◆ **TASK GOAL**: Write each record again exactly as it stands.

* start DATA FOR PROCESSING *

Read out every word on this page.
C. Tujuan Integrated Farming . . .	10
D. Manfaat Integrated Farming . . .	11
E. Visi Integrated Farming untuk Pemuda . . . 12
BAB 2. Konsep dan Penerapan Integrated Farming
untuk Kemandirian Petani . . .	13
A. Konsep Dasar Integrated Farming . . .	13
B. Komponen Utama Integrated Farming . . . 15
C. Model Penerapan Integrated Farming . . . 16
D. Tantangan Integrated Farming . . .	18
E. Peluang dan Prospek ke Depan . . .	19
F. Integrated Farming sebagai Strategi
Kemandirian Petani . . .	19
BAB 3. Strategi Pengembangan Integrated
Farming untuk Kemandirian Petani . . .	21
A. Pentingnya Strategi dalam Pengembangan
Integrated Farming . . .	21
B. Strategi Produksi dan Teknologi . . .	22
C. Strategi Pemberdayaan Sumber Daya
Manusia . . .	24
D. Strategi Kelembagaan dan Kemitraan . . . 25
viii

* end DATA FOR PROCESSING *

◆ **WORKED ANSWER**:
Read out every word on this page.
C. Tujuan Integrated Farming . . .	10
D. Manfaat Integrated Farming . . .	11
E. Visi Integrated Farming untuk Pemuda . . . 12
BAB 2. Konsep dan Penerapan Integrated Farming
untuk Kemandirian Petani . . .	13
A. Konsep Dasar Integrated Farming . . .	13
B. Komponen Utama Integrated Farming . . . 15
C. Model Penerapan Integrated Farming . . . 16
D. Tantangan Integrated Farming . . .	18
E. Peluang dan Prospek ke Depan . . .	19
F. Integrated Farming sebagai Strategi
Kemandirian Petani . . .	19
BAB 3. Strategi Pengembangan Integrated
Farming untuk Kemandirian Petani . . .	21
A. Pentingnya Strategi dalam Pengembangan
Integrated Farming . . .	21
B. Strategi Produksi dan Teknologi . . .	22
C. Strategi Pemberdayaan Sumber Daya
Manusia . . .	24
D. Strategi Kelembagaan dan Kemitraan . . . 25
viii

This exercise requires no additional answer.